Exercise aim
Exactly reproduce the entries, dropping any pictures from your copy.

Dataset records
↓↓↓

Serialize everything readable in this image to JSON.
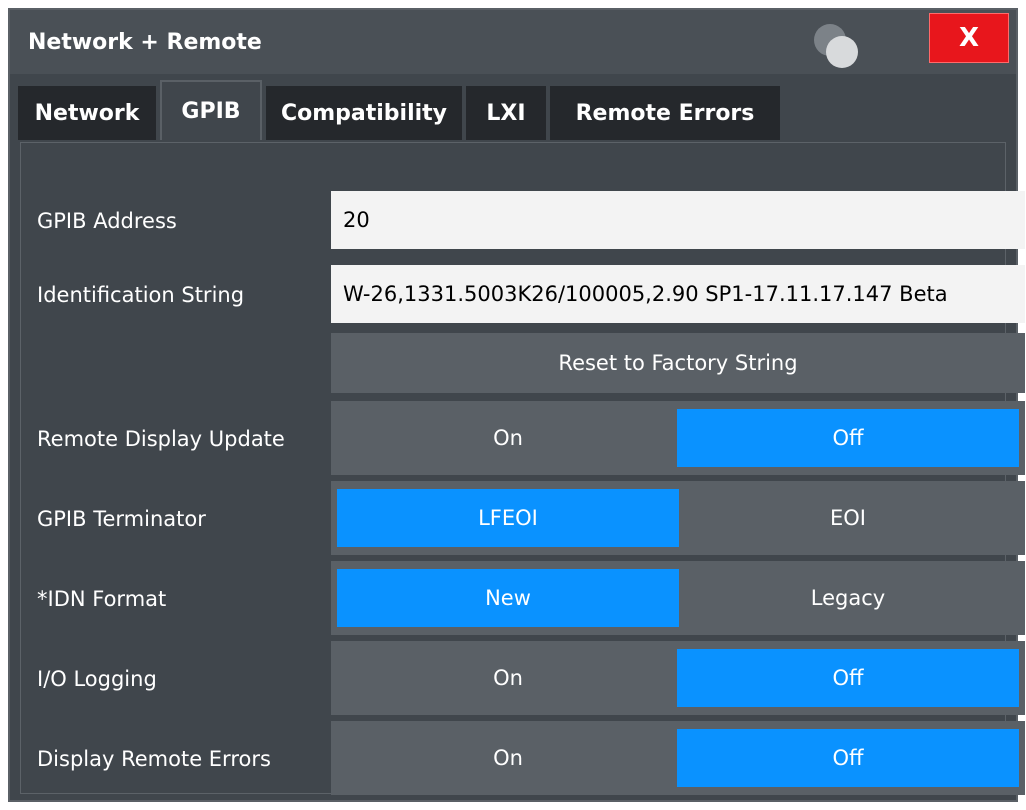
{
  "window": {
    "title": "Network + Remote",
    "close_label": "X"
  },
  "tabs": [
    "Network",
    "GPIB",
    "Compatibility",
    "LXI",
    "Remote Errors"
  ],
  "active_tab": "GPIB",
  "gpib": {
    "address": {
      "label": "GPIB Address",
      "value": "20"
    },
    "identification": {
      "label": "Identification String",
      "value": "W-26,1331.5003K26/100005,2.90 SP1-17.11.17.147 Beta"
    },
    "reset_button": "Reset to Factory String",
    "remote_display_update": {
      "label": "Remote Display Update",
      "options": [
        "On",
        "Off"
      ],
      "selected": "Off"
    },
    "terminator": {
      "label": "GPIB Terminator",
      "options": [
        "LFEOI",
        "EOI"
      ],
      "selected": "LFEOI"
    },
    "idn_format": {
      "label": "*IDN Format",
      "options": [
        "New",
        "Legacy"
      ],
      "selected": "New"
    },
    "io_logging": {
      "label": "I/O Logging",
      "options": [
        "On",
        "Off"
      ],
      "selected": "Off"
    },
    "display_remote_errors": {
      "label": "Display Remote Errors",
      "options": [
        "On",
        "Off"
      ],
      "selected": "Off"
    }
  },
  "colors": {
    "selected": "#0a92ff",
    "close": "#e8161c",
    "panel": "#40464c"
  }
}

↑↑↑

Solution to the problem
Serialize everything readable in this image to JSON.
{
  "window": {
    "title": "Network + Remote",
    "close_label": "X"
  },
  "tabs": [
    "Network",
    "GPIB",
    "Compatibility",
    "LXI",
    "Remote Errors"
  ],
  "active_tab": "GPIB",
  "gpib": {
    "address": {
      "label": "GPIB Address",
      "value": "20"
    },
    "identification": {
      "label": "Identification String",
      "value": "W-26,1331.5003K26/100005,2.90 SP1-17.11.17.147 Beta"
    },
    "reset_button": "Reset to Factory String",
    "remote_display_update": {
      "label": "Remote Display Update",
      "options": [
        "On",
        "Off"
      ],
      "selected": "Off"
    },
    "terminator": {
      "label": "GPIB Terminator",
      "options": [
        "LFEOI",
        "EOI"
      ],
      "selected": "LFEOI"
    },
    "idn_format": {
      "label": "*IDN Format",
      "options": [
        "New",
        "Legacy"
      ],
      "selected": "New"
    },
    "io_logging": {
      "label": "I/O Logging",
      "options": [
        "On",
        "Off"
      ],
      "selected": "Off"
    },
    "display_remote_errors": {
      "label": "Display Remote Errors",
      "options": [
        "On",
        "Off"
      ],
      "selected": "Off"
    }
  },
  "colors": {
    "selected": "#0a92ff",
    "close": "#e8161c",
    "panel": "#40464c"
  }
}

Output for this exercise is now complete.